The regression analyses were then rerun with the measures of executive functioning and memory entered in the second step followed by the error type measures in the third block. For informant report, the error type measures continued to account for additional significant variance, [ΔR2= .10, ΔF(4, 102) = 5.64, p < .001; total R2 = .53]. Both omission errors, B = .26, t = 2.42, p = .017, and substitution errors, B = .21, t = 2.61, p = .011, remained unique predictors, along with the TICS total score, B = -.22, t = -2.45, p = .016, and the MAS list delayed recall measure, B = -.24, t = -2.29, p = .024. For the EPT, no additional significant variance was accounted for by the error measures when entered in the third block [ΔR2= .04, ΔF(4, 116) = 1.87, p = .121; total R2 = .31] and there were no unique predictors in the full model, t's < 1.9, p's > .063.

Discussion

Currently, there is limited understanding of the course of functional change that occurs between normal aging and dementia (Farias et al., 2006; Perneczky et al., 2006; Tam et al., 2007). To better characterize the nature of this change, the present study investigated the ability of cognitively healthy YAs and OAs, as well as individuals with MCI and dementia to perform eight scripted IADLs while under direct observation in a campus apartment. Task performances were coded for the following error types: inefficient actions, omissions, substitutions and irrelevant actions. We also sought to identify cognitive correlates of the task error types, and to determine which error measures best predicted performance on proxy measures of everyday functioning (i.e., informant-report and the EPT).

- [Document layout analysis data]:
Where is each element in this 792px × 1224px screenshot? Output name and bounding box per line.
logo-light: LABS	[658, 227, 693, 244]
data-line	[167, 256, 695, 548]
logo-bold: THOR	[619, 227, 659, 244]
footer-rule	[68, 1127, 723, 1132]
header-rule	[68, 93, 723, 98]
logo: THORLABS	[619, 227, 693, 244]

- [TASK LIST]:
1. Reproduce word for word the part of the dementia study passage above the items, starting with "Currently, there is" and going on through "and the EPT).".
2. Please write the next part of the dementia study passage, picking up after its final sentence above the items.

- [RESPONSES BY ITEM NUMBER]:
1.
Currently, there is limited understanding of the course of functional change that occurs between normal aging and dementia (Farias et al., 2006; Perneczky et al., 2006; Tam et al., 2007). To better characterize the nature of this change, the present study investigated the ability of cognitively healthy YAs and OAs, as well as individuals with MCI and dementia to perform eight scripted IADLs while under direct observation in a campus apartment. Task performances were coded for the following error types: inefficient actions, omissions, substitutions and irrelevant actions. We also sought to identify cognitive correlates of the task error types, and to determine which error measures best predicted performance on proxy measures of everyday functioning (i.e., informant-report and the EPT).

2.
The overall accuracy score for the direct observation task (i.e., 8 IADLs) revealed that performance accuracy decreased with increased age and level of cognitive impairment. This indicates that our coding scheme was sensitive to subtle functional changes that occur as part of the normal aging process as well as those associated with cognitive impairment. Evaluation of task error types revealed that the cognitively healthy YA and OA groups did not differ in task omission errors, substitution errors, or irrelevant actions. Rather, the nature of the increased functional difficulties associated with healthy aging was primarily attributed to task inefficiencies. That is, in comparison to the YAs, the OAs engaged in more behaviors that affected the efficiency with which the eight activities were completed. Examples of observed inefficient actions included searching multiple locations for task items, having to correct mistakes or repeat a task step, making multiple trips to the same location, or asking for assistance. While the types of errors committed by the OAs in comparison to the YAs did not notably interfere with ability to correctly complete the tasks, the ease and efficiency with which the OAs completed the everyday tasks was compromised.

When compared to the OA control group, the performances of individuals with MCI were characterized by significantly more errors of omission. The MCI and OA groups did not differ in inefficient actions, substitution errors or irrelevant actions. Common omission errors included failure to retrieve objects needed for successful task completion and failure to complete task steps. These findings indicate that as cognitive abilities became compromised, omission errors became more prominent, resulting in interference with the accuracy of everyday task completion. Relative to the YAs, the errors of the MCI group were characterized by significantly more inefficient actions and omission errors as well as substitution errors (i.e., use of an alternate object or completion of an alternate task action), which can also interfere with accuracy of task execution.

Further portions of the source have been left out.